» **Problem to solve**
Transcribe the listing that follows in full, omitting pictures.

» **Data**
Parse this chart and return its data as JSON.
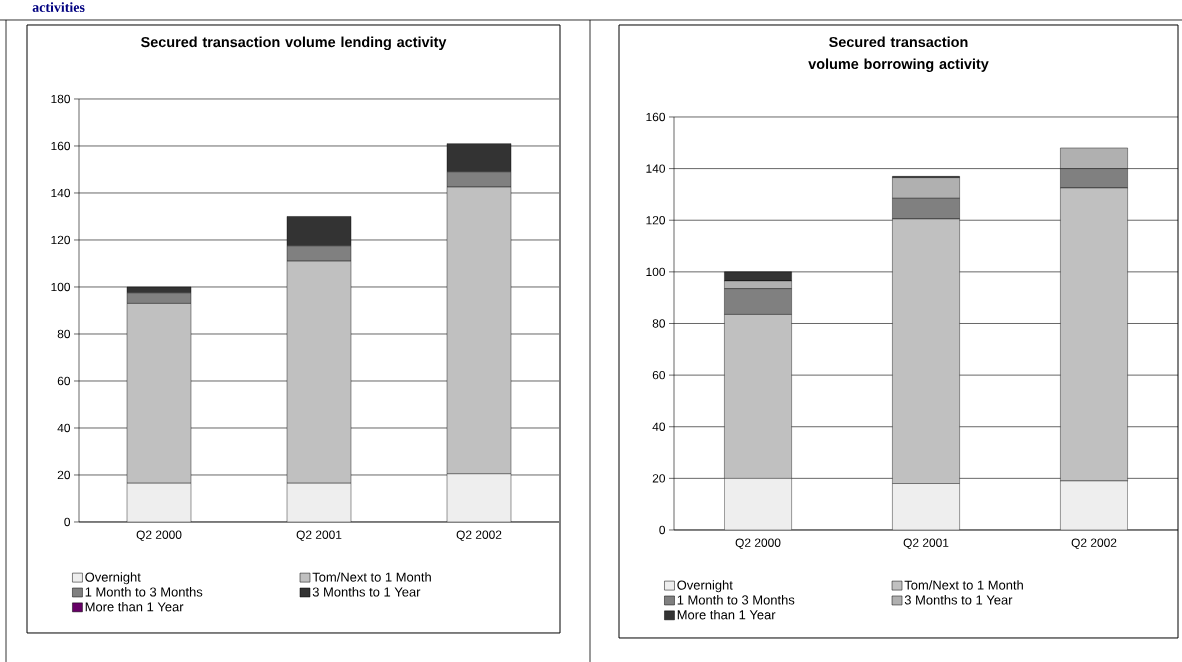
{
  "chart_data": [
    {
      "type": "bar",
      "title": "Secured transaction volume lending activity",
      "annotations": [
        "activities"
      ],
      "stacked": true,
      "legend": "bottom",
      "grid": "y",
      "categories": [
        "Q2 2000",
        "Q2 2001",
        "Q2 2002"
      ],
      "ylim": [
        0,
        180
      ],
      "yticks": [
        0,
        20,
        40,
        60,
        80,
        100,
        120,
        140,
        160,
        180
      ],
      "series": [
        {
          "name": "Overnight",
          "color": "#eeeeee",
          "values": [
            16.5,
            16.5,
            20.5
          ]
        },
        {
          "name": "Tom/Next  to 1 Month",
          "color": "#c0c0c0",
          "values": [
            76.5,
            94.5,
            122
          ]
        },
        {
          "name": "1 Month to 3 Months",
          "color": "#808080",
          "values": [
            4.5,
            6.5,
            6.5
          ]
        },
        {
          "name": "3 Months to 1 Year",
          "color": "#333333",
          "values": [
            2.5,
            12.5,
            12
          ]
        },
        {
          "name": "More than 1 Year",
          "color": "#660066",
          "values": [
            0,
            0,
            0
          ]
        }
      ]
    },
    {
      "type": "bar",
      "title": "Secured transaction volume borrowing activity",
      "stacked": true,
      "legend": "bottom",
      "grid": "y",
      "categories": [
        "Q2 2000",
        "Q2 2001",
        "Q2 2002"
      ],
      "ylim": [
        0,
        160
      ],
      "yticks": [
        0,
        20,
        40,
        60,
        80,
        100,
        120,
        140,
        160
      ],
      "series": [
        {
          "name": "Overnight",
          "color": "#eeeeee",
          "values": [
            20,
            18,
            19
          ]
        },
        {
          "name": "Tom/Next  to 1 Month",
          "color": "#c0c0c0",
          "values": [
            63.5,
            102.5,
            113.5
          ]
        },
        {
          "name": "1 Month to 3 Months",
          "color": "#808080",
          "values": [
            10,
            8,
            7.5
          ]
        },
        {
          "name": "3 Months to 1 Year",
          "color": "#b0b0b0",
          "values": [
            3,
            8,
            8
          ]
        },
        {
          "name": "More than 1 Year",
          "color": "#333333",
          "values": [
            3.5,
            0.5,
            0
          ]
        }
      ]
    }
  ]
}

» **Completed exercise**
Parse this chart and return its data as JSON.
{
  "chart_data": [
    {
      "type": "bar",
      "title": "Secured transaction volume lending activity",
      "annotations": [
        "activities"
      ],
      "stacked": true,
      "legend": "bottom",
      "grid": "y",
      "categories": [
        "Q2 2000",
        "Q2 2001",
        "Q2 2002"
      ],
      "ylim": [
        0,
        180
      ],
      "yticks": [
        0,
        20,
        40,
        60,
        80,
        100,
        120,
        140,
        160,
        180
      ],
      "series": [
        {
          "name": "Overnight",
          "color": "#eeeeee",
          "values": [
            16.5,
            16.5,
            20.5
          ]
        },
        {
          "name": "Tom/Next  to 1 Month",
          "color": "#c0c0c0",
          "values": [
            76.5,
            94.5,
            122
          ]
        },
        {
          "name": "1 Month to 3 Months",
          "color": "#808080",
          "values": [
            4.5,
            6.5,
            6.5
          ]
        },
        {
          "name": "3 Months to 1 Year",
          "color": "#333333",
          "values": [
            2.5,
            12.5,
            12
          ]
        },
        {
          "name": "More than 1 Year",
          "color": "#660066",
          "values": [
            0,
            0,
            0
          ]
        }
      ]
    },
    {
      "type": "bar",
      "title": "Secured transaction volume borrowing activity",
      "stacked": true,
      "legend": "bottom",
      "grid": "y",
      "categories": [
        "Q2 2000",
        "Q2 2001",
        "Q2 2002"
      ],
      "ylim": [
        0,
        160
      ],
      "yticks": [
        0,
        20,
        40,
        60,
        80,
        100,
        120,
        140,
        160
      ],
      "series": [
        {
          "name": "Overnight",
          "color": "#eeeeee",
          "values": [
            20,
            18,
            19
          ]
        },
        {
          "name": "Tom/Next  to 1 Month",
          "color": "#c0c0c0",
          "values": [
            63.5,
            102.5,
            113.5
          ]
        },
        {
          "name": "1 Month to 3 Months",
          "color": "#808080",
          "values": [
            10,
            8,
            7.5
          ]
        },
        {
          "name": "3 Months to 1 Year",
          "color": "#b0b0b0",
          "values": [
            3,
            8,
            8
          ]
        },
        {
          "name": "More than 1 Year",
          "color": "#333333",
          "values": [
            3.5,
            0.5,
            0
          ]
        }
      ]
    }
  ]
}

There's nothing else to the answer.